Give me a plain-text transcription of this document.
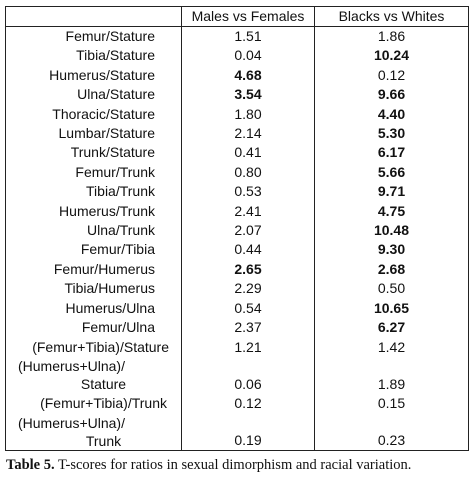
	Males vs Females	Blacks vs Whites
Femur/Stature	1.51	1.86
Tibia/Stature	0.04	10.24
Humerus/Stature	4.68	0.12
Ulna/Stature	3.54	9.66
Thoracic/Stature	1.80	4.40
Lumbar/Stature	2.14	5.30
Trunk/Stature	0.41	6.17
Femur/Trunk	0.80	5.66
Tibia/Trunk	0.53	9.71
Humerus/Trunk	2.41	4.75
Ulna/Trunk	2.07	10.48
Femur/Tibia	0.44	9.30
Femur/Humerus	2.65	2.68
Tibia/Humerus	2.29	0.50
Humerus/Ulna	0.54	10.65
Femur/Ulna	2.37	6.27
(Femur+Tibia)/Stature	1.21	1.42

(Humerus+Ulna)/
Stature	0.06	1.89
(Femur+Tibia)/Trunk	0.12	0.15

(Humerus+Ulna)/
Trunk	0.19	0.23
Table 5. T-scores for ratios in sexual dimorphism and racial variation.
• • •
## Written problem
Take the entries shown above and quote them verbatim, passing over the pictures.

## Solution for this exercise
Give me a plain-text transcription of this document.
	Males vs Females	Blacks vs Whites
Femur/Stature	1.51	1.86
Tibia/Stature	0.04	10.24
Humerus/Stature	4.68	0.12
Ulna/Stature	3.54	9.66
Thoracic/Stature	1.80	4.40
Lumbar/Stature	2.14	5.30
Trunk/Stature	0.41	6.17
Femur/Trunk	0.80	5.66
Tibia/Trunk	0.53	9.71
Humerus/Trunk	2.41	4.75
Ulna/Trunk	2.07	10.48
Femur/Tibia	0.44	9.30
Femur/Humerus	2.65	2.68
Tibia/Humerus	2.29	0.50
Humerus/Ulna	0.54	10.65
Femur/Ulna	2.37	6.27
(Femur+Tibia)/Stature	1.21	1.42

(Humerus+Ulna)/
Stature	0.06	1.89
(Femur+Tibia)/Trunk	0.12	0.15

(Humerus+Ulna)/
Trunk	0.19	0.23
Table 5. T-scores for ratios in sexual dimorphism and racial variation.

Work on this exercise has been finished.